_Directions for this task_
Copy out every row that contains the string "chart".
Start of Extracted entries
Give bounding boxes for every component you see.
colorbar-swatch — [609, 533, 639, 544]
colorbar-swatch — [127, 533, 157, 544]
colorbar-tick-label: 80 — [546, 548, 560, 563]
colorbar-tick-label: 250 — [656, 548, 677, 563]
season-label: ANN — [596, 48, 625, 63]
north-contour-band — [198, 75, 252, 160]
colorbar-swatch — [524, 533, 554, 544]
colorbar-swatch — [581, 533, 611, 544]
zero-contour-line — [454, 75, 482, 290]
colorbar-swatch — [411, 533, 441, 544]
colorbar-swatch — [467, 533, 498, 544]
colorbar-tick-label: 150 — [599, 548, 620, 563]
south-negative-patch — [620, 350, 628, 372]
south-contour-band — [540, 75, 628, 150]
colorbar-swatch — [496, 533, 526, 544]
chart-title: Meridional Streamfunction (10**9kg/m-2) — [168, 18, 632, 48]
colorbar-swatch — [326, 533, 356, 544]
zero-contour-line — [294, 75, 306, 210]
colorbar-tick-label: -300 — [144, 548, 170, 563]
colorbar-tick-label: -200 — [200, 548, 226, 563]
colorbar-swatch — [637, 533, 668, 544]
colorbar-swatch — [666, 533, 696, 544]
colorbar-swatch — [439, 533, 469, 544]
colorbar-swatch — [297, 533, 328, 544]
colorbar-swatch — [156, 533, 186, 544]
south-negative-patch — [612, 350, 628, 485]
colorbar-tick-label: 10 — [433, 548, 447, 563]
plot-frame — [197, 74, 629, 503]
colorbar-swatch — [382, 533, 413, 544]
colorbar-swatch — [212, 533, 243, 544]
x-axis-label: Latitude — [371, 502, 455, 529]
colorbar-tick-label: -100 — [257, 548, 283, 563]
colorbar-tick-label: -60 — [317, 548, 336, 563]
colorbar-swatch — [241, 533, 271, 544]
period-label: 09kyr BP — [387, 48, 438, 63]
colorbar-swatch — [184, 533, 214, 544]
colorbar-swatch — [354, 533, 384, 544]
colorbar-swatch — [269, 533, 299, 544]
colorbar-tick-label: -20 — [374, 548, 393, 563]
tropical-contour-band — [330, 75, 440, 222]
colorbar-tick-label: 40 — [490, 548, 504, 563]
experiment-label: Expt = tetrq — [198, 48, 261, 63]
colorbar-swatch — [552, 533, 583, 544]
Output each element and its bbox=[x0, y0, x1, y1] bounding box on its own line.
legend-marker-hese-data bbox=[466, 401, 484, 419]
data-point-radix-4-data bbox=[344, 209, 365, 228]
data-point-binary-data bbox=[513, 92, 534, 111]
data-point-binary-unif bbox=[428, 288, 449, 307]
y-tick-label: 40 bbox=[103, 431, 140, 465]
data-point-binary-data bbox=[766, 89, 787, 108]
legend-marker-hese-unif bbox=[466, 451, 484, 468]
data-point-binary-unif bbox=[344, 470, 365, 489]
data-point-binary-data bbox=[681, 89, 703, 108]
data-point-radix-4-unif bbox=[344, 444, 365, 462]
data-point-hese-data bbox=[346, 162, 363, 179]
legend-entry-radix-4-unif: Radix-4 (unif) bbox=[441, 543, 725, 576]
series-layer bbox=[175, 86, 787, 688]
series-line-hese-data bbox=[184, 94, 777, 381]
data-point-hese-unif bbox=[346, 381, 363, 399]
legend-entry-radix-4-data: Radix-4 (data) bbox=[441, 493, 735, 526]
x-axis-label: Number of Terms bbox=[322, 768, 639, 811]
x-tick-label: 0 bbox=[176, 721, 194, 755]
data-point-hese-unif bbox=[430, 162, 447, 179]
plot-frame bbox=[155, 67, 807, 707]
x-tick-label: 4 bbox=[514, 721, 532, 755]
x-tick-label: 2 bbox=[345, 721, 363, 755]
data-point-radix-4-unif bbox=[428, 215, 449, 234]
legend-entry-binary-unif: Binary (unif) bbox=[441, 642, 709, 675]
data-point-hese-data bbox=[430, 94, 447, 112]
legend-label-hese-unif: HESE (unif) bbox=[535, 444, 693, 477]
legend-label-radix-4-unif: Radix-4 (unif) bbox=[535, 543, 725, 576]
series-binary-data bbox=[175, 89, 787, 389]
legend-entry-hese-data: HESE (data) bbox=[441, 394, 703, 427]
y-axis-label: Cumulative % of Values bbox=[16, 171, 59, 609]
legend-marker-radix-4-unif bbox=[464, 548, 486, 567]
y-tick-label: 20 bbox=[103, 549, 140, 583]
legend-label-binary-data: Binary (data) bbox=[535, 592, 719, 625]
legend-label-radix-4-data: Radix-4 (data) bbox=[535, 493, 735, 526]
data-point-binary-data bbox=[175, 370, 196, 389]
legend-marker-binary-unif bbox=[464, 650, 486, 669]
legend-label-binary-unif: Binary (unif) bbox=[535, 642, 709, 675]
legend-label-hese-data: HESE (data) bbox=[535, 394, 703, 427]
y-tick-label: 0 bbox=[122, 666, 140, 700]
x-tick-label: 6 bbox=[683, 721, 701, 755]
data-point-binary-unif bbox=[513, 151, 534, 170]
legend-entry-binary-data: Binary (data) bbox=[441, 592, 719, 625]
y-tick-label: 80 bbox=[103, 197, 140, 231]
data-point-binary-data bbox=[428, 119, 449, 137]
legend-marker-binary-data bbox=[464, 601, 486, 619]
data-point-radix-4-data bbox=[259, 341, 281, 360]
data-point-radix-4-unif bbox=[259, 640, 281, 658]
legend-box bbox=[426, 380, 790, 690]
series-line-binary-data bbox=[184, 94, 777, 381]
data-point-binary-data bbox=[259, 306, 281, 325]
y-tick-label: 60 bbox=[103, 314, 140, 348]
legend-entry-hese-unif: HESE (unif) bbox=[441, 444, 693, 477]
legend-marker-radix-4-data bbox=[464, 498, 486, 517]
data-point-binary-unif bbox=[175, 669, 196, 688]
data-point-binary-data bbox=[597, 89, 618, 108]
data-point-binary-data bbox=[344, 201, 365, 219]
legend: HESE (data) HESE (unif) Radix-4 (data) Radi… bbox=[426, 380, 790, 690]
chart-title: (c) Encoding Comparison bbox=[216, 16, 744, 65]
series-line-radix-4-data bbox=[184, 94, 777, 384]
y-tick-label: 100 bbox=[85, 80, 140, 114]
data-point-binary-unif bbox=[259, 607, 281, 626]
End of Extracted entries
_Answer to this exercise_
chart-title: Meridional Streamfunction (10**9kg/m-2) — [168, 18, 632, 48]
chart-title: (c) Encoding Comparison bbox=[216, 16, 744, 65]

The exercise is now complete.